Repeat the lines from the start of the records through the line holding "svg-text:55: 55 — [1183, 568, 1197, 582]", inclusive.

(Box coordinate listings)

┄┄┄┄┄┄

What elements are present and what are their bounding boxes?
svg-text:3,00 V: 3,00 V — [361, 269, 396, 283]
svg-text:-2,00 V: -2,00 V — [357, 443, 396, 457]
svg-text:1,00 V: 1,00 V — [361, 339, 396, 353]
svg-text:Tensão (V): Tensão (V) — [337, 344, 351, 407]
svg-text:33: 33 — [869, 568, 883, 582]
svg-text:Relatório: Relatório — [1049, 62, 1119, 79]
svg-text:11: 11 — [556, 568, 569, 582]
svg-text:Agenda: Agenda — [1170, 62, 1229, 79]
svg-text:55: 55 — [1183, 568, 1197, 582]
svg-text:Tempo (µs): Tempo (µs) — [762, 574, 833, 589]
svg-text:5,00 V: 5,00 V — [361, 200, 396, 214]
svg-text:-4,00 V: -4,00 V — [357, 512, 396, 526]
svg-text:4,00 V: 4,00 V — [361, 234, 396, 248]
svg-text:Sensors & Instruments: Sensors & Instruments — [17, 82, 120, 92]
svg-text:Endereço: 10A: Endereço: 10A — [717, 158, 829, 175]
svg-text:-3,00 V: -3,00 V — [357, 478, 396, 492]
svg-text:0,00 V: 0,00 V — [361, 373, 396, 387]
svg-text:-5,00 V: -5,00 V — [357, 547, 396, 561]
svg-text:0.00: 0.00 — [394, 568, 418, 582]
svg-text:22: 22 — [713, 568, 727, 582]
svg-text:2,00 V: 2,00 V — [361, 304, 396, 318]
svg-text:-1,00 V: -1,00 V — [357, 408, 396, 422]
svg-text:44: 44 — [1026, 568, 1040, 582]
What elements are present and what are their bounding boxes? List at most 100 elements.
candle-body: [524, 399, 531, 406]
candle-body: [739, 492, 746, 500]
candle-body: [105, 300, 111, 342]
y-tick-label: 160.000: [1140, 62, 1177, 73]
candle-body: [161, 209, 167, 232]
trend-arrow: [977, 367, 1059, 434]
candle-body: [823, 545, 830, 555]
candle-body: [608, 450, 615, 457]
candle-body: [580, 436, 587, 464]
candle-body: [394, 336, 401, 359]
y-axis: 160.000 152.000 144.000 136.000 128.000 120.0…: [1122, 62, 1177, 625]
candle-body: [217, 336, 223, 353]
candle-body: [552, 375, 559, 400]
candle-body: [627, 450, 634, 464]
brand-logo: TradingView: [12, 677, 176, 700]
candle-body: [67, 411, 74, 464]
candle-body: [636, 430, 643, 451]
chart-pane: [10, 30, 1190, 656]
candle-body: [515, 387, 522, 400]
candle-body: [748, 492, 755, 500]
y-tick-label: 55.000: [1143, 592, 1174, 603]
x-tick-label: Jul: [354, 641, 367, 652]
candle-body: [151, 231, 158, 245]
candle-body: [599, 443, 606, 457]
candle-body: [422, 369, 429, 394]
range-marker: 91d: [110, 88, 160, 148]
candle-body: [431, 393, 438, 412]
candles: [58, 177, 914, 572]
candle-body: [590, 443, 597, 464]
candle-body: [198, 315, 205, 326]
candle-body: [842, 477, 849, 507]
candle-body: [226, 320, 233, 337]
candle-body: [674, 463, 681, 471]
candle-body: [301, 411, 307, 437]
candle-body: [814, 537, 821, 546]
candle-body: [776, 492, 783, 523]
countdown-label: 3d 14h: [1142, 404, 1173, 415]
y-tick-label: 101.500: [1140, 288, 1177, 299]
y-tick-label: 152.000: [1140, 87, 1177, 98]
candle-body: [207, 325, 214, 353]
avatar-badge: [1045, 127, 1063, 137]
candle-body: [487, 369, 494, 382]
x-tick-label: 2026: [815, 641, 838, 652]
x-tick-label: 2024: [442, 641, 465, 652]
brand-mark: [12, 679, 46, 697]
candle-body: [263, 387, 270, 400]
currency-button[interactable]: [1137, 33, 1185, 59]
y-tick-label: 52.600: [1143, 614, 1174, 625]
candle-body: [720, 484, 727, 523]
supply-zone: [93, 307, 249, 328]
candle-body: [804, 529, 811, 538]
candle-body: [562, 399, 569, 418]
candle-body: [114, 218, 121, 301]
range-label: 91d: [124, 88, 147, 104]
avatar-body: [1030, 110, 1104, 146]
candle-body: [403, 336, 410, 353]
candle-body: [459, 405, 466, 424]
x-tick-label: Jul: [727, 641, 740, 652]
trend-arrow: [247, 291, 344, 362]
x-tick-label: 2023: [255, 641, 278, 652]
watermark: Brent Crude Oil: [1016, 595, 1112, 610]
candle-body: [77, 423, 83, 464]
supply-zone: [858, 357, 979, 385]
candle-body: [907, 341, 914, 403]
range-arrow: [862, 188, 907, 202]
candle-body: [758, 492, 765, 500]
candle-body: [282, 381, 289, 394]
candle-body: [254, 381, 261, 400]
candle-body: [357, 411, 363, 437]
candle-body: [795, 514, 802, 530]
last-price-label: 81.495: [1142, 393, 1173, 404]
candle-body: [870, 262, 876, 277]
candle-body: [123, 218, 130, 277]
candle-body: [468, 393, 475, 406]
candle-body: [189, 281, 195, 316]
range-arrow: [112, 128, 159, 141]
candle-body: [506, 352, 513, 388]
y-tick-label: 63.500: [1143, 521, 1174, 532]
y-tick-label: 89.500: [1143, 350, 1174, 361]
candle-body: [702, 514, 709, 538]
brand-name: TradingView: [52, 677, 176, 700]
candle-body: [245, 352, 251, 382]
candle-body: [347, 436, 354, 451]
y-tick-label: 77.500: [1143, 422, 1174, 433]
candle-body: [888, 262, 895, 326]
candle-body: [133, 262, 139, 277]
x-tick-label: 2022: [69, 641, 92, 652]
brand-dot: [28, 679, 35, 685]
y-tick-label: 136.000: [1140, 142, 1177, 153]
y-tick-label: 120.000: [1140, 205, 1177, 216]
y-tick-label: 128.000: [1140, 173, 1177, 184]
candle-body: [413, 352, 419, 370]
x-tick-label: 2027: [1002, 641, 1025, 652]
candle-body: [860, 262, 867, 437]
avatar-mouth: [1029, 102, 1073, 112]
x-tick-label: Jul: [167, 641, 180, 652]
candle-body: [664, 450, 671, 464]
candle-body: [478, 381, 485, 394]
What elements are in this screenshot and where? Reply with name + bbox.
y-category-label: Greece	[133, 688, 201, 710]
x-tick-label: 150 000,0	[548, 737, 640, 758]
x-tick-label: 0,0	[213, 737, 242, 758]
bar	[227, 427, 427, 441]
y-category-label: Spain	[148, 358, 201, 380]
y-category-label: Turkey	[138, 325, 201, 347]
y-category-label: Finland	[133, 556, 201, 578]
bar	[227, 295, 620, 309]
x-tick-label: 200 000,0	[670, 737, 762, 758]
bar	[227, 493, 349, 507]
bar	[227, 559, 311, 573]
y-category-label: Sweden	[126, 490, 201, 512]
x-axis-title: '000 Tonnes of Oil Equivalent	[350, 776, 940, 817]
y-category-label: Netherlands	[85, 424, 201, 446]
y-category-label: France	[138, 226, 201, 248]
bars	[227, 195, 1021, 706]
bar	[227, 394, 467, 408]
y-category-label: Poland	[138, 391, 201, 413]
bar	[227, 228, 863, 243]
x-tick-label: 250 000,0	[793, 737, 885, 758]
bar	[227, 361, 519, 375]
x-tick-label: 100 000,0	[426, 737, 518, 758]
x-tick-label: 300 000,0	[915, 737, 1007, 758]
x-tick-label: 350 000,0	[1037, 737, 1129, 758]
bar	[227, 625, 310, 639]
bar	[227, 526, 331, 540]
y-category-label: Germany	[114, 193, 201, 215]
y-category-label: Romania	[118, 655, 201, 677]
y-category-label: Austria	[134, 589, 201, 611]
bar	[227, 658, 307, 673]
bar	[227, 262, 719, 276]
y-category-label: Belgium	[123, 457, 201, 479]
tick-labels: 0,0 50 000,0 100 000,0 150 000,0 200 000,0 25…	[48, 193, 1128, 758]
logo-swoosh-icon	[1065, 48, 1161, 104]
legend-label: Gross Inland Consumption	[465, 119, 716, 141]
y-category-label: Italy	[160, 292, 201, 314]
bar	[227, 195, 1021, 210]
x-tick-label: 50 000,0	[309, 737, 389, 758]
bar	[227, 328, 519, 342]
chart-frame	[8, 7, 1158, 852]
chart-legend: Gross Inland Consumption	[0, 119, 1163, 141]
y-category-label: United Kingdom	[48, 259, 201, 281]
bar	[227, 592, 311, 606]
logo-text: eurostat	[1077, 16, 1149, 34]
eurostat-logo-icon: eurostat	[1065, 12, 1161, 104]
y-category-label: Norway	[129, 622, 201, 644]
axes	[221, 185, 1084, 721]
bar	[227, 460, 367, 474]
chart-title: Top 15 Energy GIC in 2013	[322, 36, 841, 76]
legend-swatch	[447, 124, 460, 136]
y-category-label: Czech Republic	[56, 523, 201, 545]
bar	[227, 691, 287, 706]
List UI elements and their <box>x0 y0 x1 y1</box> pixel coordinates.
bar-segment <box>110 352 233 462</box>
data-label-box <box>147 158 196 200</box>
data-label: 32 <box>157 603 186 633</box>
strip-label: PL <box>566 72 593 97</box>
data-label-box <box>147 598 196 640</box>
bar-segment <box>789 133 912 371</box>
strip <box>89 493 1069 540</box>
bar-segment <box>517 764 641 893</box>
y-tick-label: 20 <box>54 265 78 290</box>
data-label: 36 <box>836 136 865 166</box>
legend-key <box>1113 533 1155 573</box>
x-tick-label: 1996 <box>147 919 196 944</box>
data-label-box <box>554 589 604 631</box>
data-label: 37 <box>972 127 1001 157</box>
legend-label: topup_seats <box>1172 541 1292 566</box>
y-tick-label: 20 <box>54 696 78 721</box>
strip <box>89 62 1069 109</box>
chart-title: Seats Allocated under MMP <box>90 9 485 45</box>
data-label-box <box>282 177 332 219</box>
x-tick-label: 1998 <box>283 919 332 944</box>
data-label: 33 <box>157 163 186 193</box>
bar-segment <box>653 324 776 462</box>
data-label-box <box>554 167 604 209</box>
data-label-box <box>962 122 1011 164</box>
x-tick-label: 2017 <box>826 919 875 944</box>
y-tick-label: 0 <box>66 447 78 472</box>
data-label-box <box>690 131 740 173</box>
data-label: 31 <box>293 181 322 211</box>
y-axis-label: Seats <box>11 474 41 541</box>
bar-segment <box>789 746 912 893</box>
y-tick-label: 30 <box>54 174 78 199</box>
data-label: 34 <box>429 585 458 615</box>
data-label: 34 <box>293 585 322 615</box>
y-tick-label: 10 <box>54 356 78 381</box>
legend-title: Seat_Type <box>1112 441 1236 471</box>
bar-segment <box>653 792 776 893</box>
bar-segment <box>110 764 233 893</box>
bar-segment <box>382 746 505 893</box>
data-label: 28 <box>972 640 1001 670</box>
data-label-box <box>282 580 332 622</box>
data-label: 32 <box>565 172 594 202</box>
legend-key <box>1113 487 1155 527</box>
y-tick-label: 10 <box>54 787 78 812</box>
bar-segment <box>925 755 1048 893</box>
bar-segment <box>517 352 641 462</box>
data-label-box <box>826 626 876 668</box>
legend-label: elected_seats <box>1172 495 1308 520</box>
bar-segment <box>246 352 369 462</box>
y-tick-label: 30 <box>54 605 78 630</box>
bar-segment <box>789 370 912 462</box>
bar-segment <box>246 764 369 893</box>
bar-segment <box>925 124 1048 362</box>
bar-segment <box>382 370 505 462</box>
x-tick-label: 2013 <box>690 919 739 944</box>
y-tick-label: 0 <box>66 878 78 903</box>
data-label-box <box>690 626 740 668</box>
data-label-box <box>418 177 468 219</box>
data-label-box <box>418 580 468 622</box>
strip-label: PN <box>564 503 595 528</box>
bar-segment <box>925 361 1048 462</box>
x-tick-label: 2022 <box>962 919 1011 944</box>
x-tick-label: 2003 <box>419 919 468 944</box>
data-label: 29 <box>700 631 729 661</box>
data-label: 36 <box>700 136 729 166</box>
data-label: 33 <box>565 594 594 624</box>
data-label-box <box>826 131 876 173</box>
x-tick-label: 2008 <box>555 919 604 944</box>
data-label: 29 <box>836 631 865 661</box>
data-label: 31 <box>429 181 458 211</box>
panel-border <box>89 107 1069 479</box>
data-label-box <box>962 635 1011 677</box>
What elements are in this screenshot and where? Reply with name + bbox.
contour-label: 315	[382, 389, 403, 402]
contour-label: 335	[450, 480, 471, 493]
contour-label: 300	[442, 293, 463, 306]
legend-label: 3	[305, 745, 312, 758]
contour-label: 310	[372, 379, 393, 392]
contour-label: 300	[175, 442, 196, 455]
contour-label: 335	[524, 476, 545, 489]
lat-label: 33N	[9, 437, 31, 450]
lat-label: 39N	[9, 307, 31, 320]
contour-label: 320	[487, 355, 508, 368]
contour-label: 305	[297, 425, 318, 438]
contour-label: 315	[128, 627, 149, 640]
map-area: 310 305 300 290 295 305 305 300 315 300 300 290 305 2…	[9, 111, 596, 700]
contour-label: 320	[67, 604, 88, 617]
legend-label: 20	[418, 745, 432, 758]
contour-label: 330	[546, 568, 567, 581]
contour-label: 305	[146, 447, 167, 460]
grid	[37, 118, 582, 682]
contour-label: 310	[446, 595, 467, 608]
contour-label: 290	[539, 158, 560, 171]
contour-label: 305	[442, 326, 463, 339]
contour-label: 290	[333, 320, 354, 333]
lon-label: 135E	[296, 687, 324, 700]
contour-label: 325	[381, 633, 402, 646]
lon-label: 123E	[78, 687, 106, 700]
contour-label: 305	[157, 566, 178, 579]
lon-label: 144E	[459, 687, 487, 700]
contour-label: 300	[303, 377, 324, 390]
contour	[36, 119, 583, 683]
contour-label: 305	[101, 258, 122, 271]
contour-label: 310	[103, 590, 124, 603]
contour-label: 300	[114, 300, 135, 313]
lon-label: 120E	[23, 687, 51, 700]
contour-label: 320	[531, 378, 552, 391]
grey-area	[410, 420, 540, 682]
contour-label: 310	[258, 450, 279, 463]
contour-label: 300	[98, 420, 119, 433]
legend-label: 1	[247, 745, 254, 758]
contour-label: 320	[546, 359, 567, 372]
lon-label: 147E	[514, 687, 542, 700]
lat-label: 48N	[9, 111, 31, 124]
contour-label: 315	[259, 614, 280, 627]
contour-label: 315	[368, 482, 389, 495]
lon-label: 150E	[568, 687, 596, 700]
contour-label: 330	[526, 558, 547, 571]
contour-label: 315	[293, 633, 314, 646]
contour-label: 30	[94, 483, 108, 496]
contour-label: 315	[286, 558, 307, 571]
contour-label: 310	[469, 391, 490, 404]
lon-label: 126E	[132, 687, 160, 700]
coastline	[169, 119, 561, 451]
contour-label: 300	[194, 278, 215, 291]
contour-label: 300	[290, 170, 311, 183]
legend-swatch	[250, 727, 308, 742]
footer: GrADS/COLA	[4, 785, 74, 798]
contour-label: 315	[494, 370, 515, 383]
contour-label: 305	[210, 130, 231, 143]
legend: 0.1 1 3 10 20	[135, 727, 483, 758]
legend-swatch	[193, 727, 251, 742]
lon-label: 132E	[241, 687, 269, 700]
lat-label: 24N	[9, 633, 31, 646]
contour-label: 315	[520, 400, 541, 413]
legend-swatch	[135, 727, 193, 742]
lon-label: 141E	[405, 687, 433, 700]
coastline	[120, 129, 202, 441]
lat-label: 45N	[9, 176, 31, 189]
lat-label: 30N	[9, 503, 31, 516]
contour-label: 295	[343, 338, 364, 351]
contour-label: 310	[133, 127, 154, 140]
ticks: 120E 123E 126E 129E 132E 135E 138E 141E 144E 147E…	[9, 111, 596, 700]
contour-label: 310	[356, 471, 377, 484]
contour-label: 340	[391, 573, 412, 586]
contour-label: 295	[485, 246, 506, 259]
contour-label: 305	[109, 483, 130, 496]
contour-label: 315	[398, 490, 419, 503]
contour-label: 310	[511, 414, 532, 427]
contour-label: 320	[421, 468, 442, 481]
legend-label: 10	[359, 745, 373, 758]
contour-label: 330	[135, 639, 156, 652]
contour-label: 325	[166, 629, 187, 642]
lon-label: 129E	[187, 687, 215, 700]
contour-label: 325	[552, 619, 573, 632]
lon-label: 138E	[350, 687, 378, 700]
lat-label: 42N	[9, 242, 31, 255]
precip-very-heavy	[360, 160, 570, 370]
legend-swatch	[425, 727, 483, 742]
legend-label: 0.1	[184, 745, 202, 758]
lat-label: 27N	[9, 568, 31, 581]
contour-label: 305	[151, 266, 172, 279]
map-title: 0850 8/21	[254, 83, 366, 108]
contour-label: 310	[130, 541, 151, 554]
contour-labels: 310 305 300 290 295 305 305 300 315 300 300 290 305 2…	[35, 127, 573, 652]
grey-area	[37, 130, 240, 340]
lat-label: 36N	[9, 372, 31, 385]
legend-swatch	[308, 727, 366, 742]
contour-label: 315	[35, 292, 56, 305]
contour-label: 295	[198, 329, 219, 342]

┄┄┄┄┄┄

__Task result__:
What elements are present and what are their bounding boxes?
svg-text:3,00 V: 3,00 V — [361, 269, 396, 283]
svg-text:-2,00 V: -2,00 V — [357, 443, 396, 457]
svg-text:1,00 V: 1,00 V — [361, 339, 396, 353]
svg-text:Tensão (V): Tensão (V) — [337, 344, 351, 407]
svg-text:33: 33 — [869, 568, 883, 582]
svg-text:Relatório: Relatório — [1049, 62, 1119, 79]
svg-text:11: 11 — [556, 568, 569, 582]
svg-text:Agenda: Agenda — [1170, 62, 1229, 79]
svg-text:55: 55 — [1183, 568, 1197, 582]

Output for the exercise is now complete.